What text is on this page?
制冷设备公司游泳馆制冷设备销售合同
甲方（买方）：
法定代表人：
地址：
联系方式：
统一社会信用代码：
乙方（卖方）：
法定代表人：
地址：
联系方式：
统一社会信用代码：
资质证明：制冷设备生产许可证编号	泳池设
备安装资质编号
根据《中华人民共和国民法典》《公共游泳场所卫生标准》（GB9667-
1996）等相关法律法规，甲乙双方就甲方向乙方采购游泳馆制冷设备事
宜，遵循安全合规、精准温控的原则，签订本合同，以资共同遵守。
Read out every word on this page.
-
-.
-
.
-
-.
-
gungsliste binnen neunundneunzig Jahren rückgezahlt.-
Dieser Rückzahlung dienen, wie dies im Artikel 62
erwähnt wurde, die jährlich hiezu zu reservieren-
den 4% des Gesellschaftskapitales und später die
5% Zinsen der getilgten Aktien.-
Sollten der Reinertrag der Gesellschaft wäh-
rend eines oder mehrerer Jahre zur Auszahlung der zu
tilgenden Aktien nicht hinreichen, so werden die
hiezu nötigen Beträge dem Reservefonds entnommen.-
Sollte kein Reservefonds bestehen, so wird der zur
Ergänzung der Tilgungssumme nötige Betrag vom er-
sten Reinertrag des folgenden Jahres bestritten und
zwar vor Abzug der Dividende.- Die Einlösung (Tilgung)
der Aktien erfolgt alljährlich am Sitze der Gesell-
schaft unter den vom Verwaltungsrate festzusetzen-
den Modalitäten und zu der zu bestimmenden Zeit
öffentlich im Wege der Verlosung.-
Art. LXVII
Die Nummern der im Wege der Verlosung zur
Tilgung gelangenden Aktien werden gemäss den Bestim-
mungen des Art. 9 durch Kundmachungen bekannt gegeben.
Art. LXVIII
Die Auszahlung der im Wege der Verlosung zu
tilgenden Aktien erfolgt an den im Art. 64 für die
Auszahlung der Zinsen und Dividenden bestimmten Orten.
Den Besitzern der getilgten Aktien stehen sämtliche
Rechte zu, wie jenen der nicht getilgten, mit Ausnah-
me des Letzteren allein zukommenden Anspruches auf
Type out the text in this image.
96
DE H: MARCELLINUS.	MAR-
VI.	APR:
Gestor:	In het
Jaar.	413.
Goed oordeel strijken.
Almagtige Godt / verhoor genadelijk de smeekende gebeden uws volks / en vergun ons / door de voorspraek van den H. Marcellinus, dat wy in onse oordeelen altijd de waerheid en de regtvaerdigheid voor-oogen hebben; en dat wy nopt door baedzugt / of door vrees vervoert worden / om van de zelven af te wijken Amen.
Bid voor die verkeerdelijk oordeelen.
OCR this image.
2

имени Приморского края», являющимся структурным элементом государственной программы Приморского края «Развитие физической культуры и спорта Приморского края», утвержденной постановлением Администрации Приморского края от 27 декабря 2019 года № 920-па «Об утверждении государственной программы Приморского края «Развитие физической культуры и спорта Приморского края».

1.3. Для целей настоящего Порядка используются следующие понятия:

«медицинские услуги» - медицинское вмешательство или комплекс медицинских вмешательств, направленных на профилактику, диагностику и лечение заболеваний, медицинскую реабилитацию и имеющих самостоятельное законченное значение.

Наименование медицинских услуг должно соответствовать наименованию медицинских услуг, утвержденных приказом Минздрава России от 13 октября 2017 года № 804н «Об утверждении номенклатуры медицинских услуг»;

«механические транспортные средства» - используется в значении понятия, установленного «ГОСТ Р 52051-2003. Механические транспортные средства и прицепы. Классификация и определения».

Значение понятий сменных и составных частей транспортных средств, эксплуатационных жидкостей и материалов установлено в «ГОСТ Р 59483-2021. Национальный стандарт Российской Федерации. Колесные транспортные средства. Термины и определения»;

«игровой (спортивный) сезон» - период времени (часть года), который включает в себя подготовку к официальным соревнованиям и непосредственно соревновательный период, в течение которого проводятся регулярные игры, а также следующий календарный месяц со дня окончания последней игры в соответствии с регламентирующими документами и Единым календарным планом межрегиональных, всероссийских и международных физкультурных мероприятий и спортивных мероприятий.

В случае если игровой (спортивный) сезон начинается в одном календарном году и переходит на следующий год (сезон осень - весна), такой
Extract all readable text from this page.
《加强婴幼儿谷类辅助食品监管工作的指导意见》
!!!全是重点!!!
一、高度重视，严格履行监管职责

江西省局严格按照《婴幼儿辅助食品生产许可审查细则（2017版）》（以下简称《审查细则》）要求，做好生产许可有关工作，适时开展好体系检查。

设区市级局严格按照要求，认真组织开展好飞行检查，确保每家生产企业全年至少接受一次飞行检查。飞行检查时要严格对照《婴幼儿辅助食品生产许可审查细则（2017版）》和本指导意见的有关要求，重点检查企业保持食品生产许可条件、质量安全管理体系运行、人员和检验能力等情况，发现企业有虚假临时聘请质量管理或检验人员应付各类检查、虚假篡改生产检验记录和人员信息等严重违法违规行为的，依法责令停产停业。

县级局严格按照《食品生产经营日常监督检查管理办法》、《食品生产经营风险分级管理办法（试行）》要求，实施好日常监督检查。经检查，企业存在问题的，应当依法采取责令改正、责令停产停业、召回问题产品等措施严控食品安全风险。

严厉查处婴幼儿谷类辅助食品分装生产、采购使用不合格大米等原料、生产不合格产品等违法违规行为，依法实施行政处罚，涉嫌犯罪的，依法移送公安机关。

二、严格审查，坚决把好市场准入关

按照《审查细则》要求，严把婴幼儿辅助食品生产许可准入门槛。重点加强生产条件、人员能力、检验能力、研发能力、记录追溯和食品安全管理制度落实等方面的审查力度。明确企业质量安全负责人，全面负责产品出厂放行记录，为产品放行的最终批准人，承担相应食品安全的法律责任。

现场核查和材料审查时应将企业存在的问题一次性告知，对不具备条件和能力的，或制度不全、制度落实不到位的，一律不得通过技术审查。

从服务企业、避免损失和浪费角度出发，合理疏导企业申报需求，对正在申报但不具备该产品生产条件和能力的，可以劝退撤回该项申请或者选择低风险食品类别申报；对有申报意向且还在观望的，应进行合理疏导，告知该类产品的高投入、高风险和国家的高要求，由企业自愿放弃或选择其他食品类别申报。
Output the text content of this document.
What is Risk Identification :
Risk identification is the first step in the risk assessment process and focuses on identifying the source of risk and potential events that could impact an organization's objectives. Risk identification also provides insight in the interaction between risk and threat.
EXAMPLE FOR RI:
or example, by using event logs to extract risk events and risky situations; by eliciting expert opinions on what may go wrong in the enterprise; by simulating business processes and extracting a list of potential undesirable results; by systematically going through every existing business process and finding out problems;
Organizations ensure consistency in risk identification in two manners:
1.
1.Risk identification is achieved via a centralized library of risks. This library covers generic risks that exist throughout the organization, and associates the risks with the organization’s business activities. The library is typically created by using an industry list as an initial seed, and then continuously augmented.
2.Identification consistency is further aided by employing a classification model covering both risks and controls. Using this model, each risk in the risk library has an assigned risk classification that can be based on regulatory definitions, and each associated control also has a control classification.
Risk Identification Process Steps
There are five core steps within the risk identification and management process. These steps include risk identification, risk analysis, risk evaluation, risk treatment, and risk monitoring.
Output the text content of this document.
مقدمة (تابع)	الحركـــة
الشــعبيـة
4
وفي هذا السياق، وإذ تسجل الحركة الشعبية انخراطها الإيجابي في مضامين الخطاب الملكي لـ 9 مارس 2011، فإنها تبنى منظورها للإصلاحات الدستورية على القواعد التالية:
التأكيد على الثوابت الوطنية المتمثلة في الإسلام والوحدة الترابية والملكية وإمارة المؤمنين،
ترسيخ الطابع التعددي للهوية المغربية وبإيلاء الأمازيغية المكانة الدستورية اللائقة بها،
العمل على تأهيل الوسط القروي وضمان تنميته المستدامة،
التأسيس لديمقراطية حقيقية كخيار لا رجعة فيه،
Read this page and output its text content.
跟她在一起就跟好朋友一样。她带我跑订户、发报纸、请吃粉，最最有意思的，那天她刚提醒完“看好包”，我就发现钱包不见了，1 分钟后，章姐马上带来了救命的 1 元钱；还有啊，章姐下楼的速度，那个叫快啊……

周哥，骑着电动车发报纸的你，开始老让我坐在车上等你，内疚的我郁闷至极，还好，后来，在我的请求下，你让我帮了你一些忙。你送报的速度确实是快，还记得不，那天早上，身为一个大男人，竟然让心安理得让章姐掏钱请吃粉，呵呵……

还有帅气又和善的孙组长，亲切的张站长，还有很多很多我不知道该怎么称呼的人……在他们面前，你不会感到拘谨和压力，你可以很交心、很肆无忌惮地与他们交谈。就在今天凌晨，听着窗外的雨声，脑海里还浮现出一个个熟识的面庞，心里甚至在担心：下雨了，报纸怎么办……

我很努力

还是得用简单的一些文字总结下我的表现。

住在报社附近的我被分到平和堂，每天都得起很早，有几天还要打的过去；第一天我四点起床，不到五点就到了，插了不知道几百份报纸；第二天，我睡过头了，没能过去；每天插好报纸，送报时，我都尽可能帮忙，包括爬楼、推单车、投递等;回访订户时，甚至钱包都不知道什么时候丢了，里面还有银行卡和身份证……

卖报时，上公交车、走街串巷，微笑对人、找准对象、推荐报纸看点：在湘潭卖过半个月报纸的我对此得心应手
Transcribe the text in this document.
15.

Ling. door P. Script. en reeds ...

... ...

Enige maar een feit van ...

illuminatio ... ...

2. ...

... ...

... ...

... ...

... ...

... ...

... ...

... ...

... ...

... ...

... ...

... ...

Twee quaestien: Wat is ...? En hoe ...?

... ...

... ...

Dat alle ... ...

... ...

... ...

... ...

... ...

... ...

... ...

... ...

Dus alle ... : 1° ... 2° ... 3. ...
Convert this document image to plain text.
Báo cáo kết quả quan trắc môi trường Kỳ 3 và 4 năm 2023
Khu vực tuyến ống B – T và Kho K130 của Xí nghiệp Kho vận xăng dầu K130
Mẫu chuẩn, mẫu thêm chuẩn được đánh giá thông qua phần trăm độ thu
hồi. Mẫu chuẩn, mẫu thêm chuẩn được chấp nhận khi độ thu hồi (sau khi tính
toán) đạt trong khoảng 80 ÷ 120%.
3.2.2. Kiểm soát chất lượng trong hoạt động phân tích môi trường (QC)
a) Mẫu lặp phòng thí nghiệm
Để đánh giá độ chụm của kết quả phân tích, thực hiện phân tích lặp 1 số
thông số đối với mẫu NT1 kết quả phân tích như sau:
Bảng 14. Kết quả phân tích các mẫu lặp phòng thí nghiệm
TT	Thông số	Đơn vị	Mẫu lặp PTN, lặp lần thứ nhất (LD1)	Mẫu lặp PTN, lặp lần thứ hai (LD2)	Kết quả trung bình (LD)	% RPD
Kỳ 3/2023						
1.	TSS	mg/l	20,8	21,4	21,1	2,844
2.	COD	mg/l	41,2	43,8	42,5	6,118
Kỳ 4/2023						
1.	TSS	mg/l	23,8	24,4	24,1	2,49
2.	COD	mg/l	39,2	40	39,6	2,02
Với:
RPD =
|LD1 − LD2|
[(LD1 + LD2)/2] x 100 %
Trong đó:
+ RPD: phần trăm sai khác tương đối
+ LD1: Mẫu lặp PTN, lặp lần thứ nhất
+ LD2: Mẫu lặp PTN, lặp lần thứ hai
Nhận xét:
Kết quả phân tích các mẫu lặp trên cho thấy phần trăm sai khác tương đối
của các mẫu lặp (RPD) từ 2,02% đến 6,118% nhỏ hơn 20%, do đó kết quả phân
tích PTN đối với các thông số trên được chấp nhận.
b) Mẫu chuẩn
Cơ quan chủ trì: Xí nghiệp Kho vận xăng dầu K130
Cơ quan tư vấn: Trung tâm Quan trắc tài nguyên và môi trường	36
****************************************
• _Aim of the exercise_: Within the listing above, find every line containing the string "document" and return it.

• _Expected answer_:
Output the text content of this document.
Output the text content of this document.
Transcribe the text in this document.
Convert this document image to plain text.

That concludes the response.